Exercise input:
————
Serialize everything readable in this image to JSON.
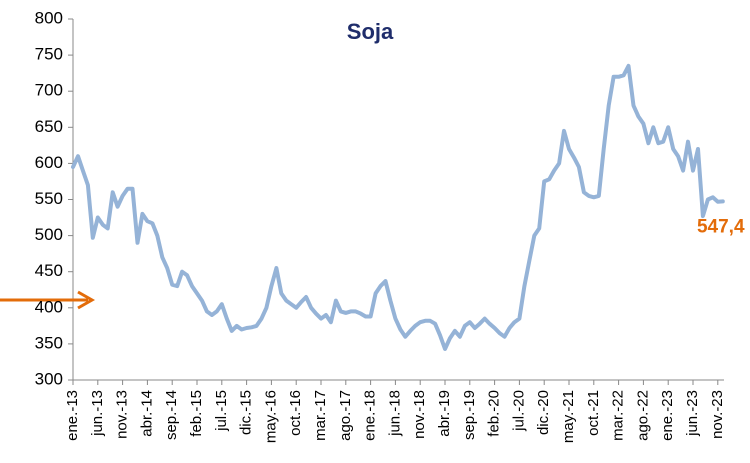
{
  "chart_data": {
    "type": "line",
    "title": "Soja",
    "categories": [
      "ene.-13",
      null,
      null,
      null,
      null,
      "jun.-13",
      null,
      null,
      null,
      null,
      "nov.-13",
      null,
      null,
      null,
      null,
      "abr.-14",
      null,
      null,
      null,
      null,
      "sep.-14",
      null,
      null,
      null,
      null,
      "feb.-15",
      null,
      null,
      null,
      null,
      "jul.-15",
      null,
      null,
      null,
      null,
      "dic.-15",
      null,
      null,
      null,
      null,
      "may.-16",
      null,
      null,
      null,
      null,
      "oct.-16",
      null,
      null,
      null,
      null,
      "mar.-17",
      null,
      null,
      null,
      null,
      "ago.-17",
      null,
      null,
      null,
      null,
      "ene.-18",
      null,
      null,
      null,
      null,
      "jun.-18",
      null,
      null,
      null,
      null,
      "nov.-18",
      null,
      null,
      null,
      null,
      "abr.-19",
      null,
      null,
      null,
      null,
      "sep.-19",
      null,
      null,
      null,
      null,
      "feb.-20",
      null,
      null,
      null,
      null,
      "jul.-20",
      null,
      null,
      null,
      null,
      "dic.-20",
      null,
      null,
      null,
      null,
      "may.-21",
      null,
      null,
      null,
      null,
      "oct.-21",
      null,
      null,
      null,
      null,
      "mar.-22",
      null,
      null,
      null,
      null,
      "ago.-22",
      null,
      null,
      null,
      null,
      "ene.-23",
      null,
      null,
      null,
      null,
      "jun.-23",
      null,
      null,
      null,
      null,
      "nov.-23",
      null
    ],
    "series": [
      {
        "color": "#95b3d7",
        "values": [
          595,
          610,
          590,
          570,
          497,
          525,
          515,
          510,
          560,
          540,
          555,
          565,
          565,
          490,
          530,
          520,
          517,
          500,
          470,
          455,
          432,
          430,
          450,
          445,
          430,
          420,
          410,
          395,
          390,
          395,
          405,
          385,
          368,
          375,
          370,
          372,
          373,
          375,
          385,
          400,
          430,
          455,
          420,
          410,
          405,
          400,
          408,
          415,
          400,
          392,
          385,
          390,
          380,
          410,
          395,
          393,
          395,
          395,
          392,
          388,
          388,
          420,
          430,
          437,
          410,
          385,
          370,
          360,
          368,
          375,
          380,
          382,
          382,
          378,
          362,
          343,
          358,
          368,
          360,
          375,
          380,
          372,
          378,
          385,
          378,
          372,
          365,
          360,
          372,
          380,
          385,
          430,
          465,
          500,
          510,
          575,
          578,
          590,
          600,
          645,
          620,
          608,
          595,
          560,
          555,
          553,
          555,
          620,
          680,
          720,
          720,
          722,
          735,
          680,
          665,
          655,
          628,
          650,
          628,
          630,
          650,
          620,
          610,
          590,
          630,
          590,
          620,
          527,
          550,
          553,
          547,
          547.4
        ],
        "value_labels": [
          null,
          null,
          null,
          null,
          null,
          null,
          null,
          null,
          null,
          null,
          null,
          null,
          null,
          null,
          null,
          null,
          null,
          null,
          null,
          null,
          null,
          null,
          null,
          null,
          null,
          null,
          null,
          null,
          null,
          null,
          null,
          null,
          null,
          null,
          null,
          null,
          null,
          null,
          null,
          null,
          null,
          null,
          null,
          null,
          null,
          null,
          null,
          null,
          null,
          null,
          null,
          null,
          null,
          null,
          null,
          null,
          null,
          null,
          null,
          null,
          null,
          null,
          null,
          null,
          null,
          null,
          null,
          null,
          null,
          null,
          null,
          null,
          null,
          null,
          null,
          null,
          null,
          null,
          null,
          null,
          null,
          null,
          null,
          null,
          null,
          null,
          null,
          null,
          null,
          null,
          null,
          null,
          null,
          null,
          null,
          null,
          null,
          null,
          null,
          null,
          null,
          null,
          null,
          null,
          null,
          null,
          null,
          null,
          null,
          null,
          null,
          null,
          null,
          null,
          null,
          null,
          null,
          null,
          null,
          null,
          null,
          null,
          null,
          null,
          null,
          null,
          null,
          null,
          null,
          null,
          null,
          "547,4"
        ]
      }
    ],
    "ylim": [
      300,
      800
    ],
    "yticks": [
      300,
      350,
      400,
      450,
      500,
      550,
      600,
      650,
      700,
      750,
      800
    ],
    "grid": false
  }
}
————
What to work on:
Set the listing down in full and exactly. Pictures within it should not appear in the copy.

Answer:
Serialize everything readable in this image to JSON.
{
  "chart_data": {
    "type": "line",
    "title": "Soja",
    "categories": [
      "ene.-13",
      null,
      null,
      null,
      null,
      "jun.-13",
      null,
      null,
      null,
      null,
      "nov.-13",
      null,
      null,
      null,
      null,
      "abr.-14",
      null,
      null,
      null,
      null,
      "sep.-14",
      null,
      null,
      null,
      null,
      "feb.-15",
      null,
      null,
      null,
      null,
      "jul.-15",
      null,
      null,
      null,
      null,
      "dic.-15",
      null,
      null,
      null,
      null,
      "may.-16",
      null,
      null,
      null,
      null,
      "oct.-16",
      null,
      null,
      null,
      null,
      "mar.-17",
      null,
      null,
      null,
      null,
      "ago.-17",
      null,
      null,
      null,
      null,
      "ene.-18",
      null,
      null,
      null,
      null,
      "jun.-18",
      null,
      null,
      null,
      null,
      "nov.-18",
      null,
      null,
      null,
      null,
      "abr.-19",
      null,
      null,
      null,
      null,
      "sep.-19",
      null,
      null,
      null,
      null,
      "feb.-20",
      null,
      null,
      null,
      null,
      "jul.-20",
      null,
      null,
      null,
      null,
      "dic.-20",
      null,
      null,
      null,
      null,
      "may.-21",
      null,
      null,
      null,
      null,
      "oct.-21",
      null,
      null,
      null,
      null,
      "mar.-22",
      null,
      null,
      null,
      null,
      "ago.-22",
      null,
      null,
      null,
      null,
      "ene.-23",
      null,
      null,
      null,
      null,
      "jun.-23",
      null,
      null,
      null,
      null,
      "nov.-23",
      null
    ],
    "series": [
      {
        "color": "#95b3d7",
        "values": [
          595,
          610,
          590,
          570,
          497,
          525,
          515,
          510,
          560,
          540,
          555,
          565,
          565,
          490,
          530,
          520,
          517,
          500,
          470,
          455,
          432,
          430,
          450,
          445,
          430,
          420,
          410,
          395,
          390,
          395,
          405,
          385,
          368,
          375,
          370,
          372,
          373,
          375,
          385,
          400,
          430,
          455,
          420,
          410,
          405,
          400,
          408,
          415,
          400,
          392,
          385,
          390,
          380,
          410,
          395,
          393,
          395,
          395,
          392,
          388,
          388,
          420,
          430,
          437,
          410,
          385,
          370,
          360,
          368,
          375,
          380,
          382,
          382,
          378,
          362,
          343,
          358,
          368,
          360,
          375,
          380,
          372,
          378,
          385,
          378,
          372,
          365,
          360,
          372,
          380,
          385,
          430,
          465,
          500,
          510,
          575,
          578,
          590,
          600,
          645,
          620,
          608,
          595,
          560,
          555,
          553,
          555,
          620,
          680,
          720,
          720,
          722,
          735,
          680,
          665,
          655,
          628,
          650,
          628,
          630,
          650,
          620,
          610,
          590,
          630,
          590,
          620,
          527,
          550,
          553,
          547,
          547.4
        ],
        "value_labels": [
          null,
          null,
          null,
          null,
          null,
          null,
          null,
          null,
          null,
          null,
          null,
          null,
          null,
          null,
          null,
          null,
          null,
          null,
          null,
          null,
          null,
          null,
          null,
          null,
          null,
          null,
          null,
          null,
          null,
          null,
          null,
          null,
          null,
          null,
          null,
          null,
          null,
          null,
          null,
          null,
          null,
          null,
          null,
          null,
          null,
          null,
          null,
          null,
          null,
          null,
          null,
          null,
          null,
          null,
          null,
          null,
          null,
          null,
          null,
          null,
          null,
          null,
          null,
          null,
          null,
          null,
          null,
          null,
          null,
          null,
          null,
          null,
          null,
          null,
          null,
          null,
          null,
          null,
          null,
          null,
          null,
          null,
          null,
          null,
          null,
          null,
          null,
          null,
          null,
          null,
          null,
          null,
          null,
          null,
          null,
          null,
          null,
          null,
          null,
          null,
          null,
          null,
          null,
          null,
          null,
          null,
          null,
          null,
          null,
          null,
          null,
          null,
          null,
          null,
          null,
          null,
          null,
          null,
          null,
          null,
          null,
          null,
          null,
          null,
          null,
          null,
          null,
          null,
          null,
          null,
          null,
          "547,4"
        ]
      }
    ],
    "ylim": [
      300,
      800
    ],
    "yticks": [
      300,
      350,
      400,
      450,
      500,
      550,
      600,
      650,
      700,
      750,
      800
    ],
    "grid": false
  }
}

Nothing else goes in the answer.